Stored records
::::::::

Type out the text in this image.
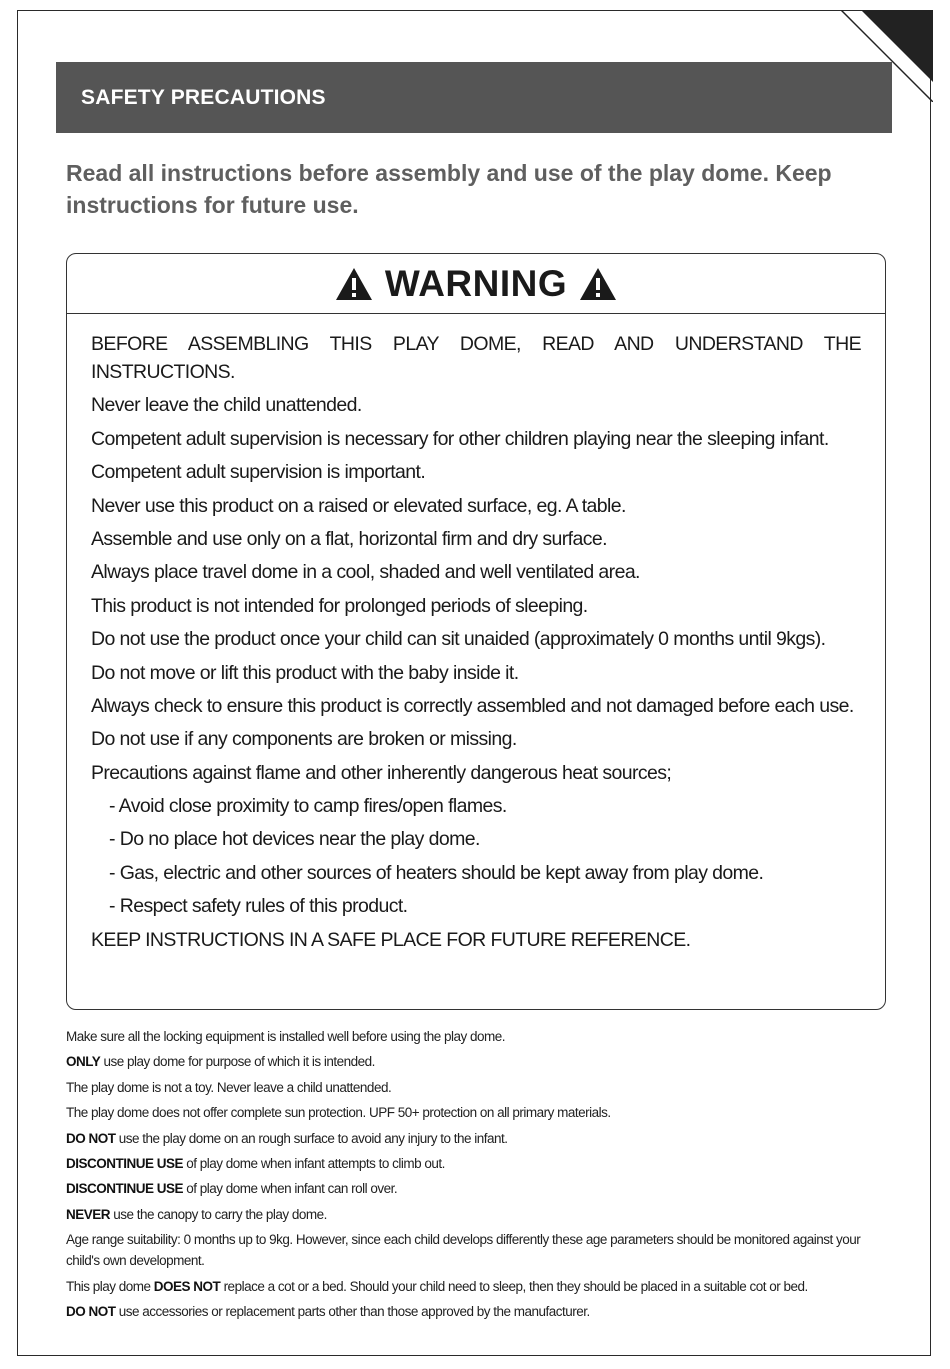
SAFETY PRECAUTIONS
Read all instructions before assembly and use of the play dome. Keep instructions for future use.
WARNING
BEFORE ASSEMBLING THIS PLAY DOME, READ AND UNDERSTAND THE INSTRUCTIONS.
Never leave the child unattended.
Competent adult supervision is necessary for other children playing near the sleeping infant.
Competent adult supervision is important.
Never use this product on a raised or elevated surface, eg. A table.
Assemble and use only on a flat, horizontal firm and dry surface.
Always place travel dome in a cool, shaded and well ventilated area.
This product is not intended for prolonged periods of sleeping.
Do not use the product once your child can sit unaided (approximately 0 months until 9kgs).
Do not move or lift this product with the baby inside it.
Always check to ensure this product is correctly assembled and not damaged before each use.
Do not use if any components are broken or missing.
Precautions against flame and other inherently dangerous heat sources;
- Avoid close proximity to camp fires/open flames.
- Do no place hot devices near the play dome.
- Gas, electric and other sources of heaters should be kept away from play dome.
- Respect safety rules of this product.
KEEP INSTRUCTIONS IN A SAFE PLACE FOR FUTURE REFERENCE.
Make sure all the locking equipment is installed well before using the play dome.
ONLY use play dome for purpose of which it is intended.
The play dome is not a toy. Never leave a child unattended.
The play dome does not offer complete sun protection. UPF 50+ protection on all primary materials.
DO NOT use the play dome on an rough surface to avoid any injury to the infant.
DISCONTINUE USE of play dome when infant attempts to climb out.
DISCONTINUE USE of play dome when infant can roll over.
NEVER use the canopy to carry the play dome.
Age range suitability: 0 months up to 9kg. However, since each child develops differently these age parameters should be monitored against your child's own development.
This play dome DOES NOT replace a cot or a bed. Should your child need to sleep, then they should be placed in a suitable cot or bed.
DO NOT use accessories or replacement parts other than those approved by the manufacturer.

::::::::

## [REQUIRED TASK]
Examine the records and pull out every line where the string "months" occurs.

## [SOLUTION TO THE EXERCISE]
Do not use the product once your child can sit unaided (approximately 0 months until 9kgs).
Age range suitability: 0 months up to 9kg. However, since each child develops differently these age parameters should be monitored against your child's own development.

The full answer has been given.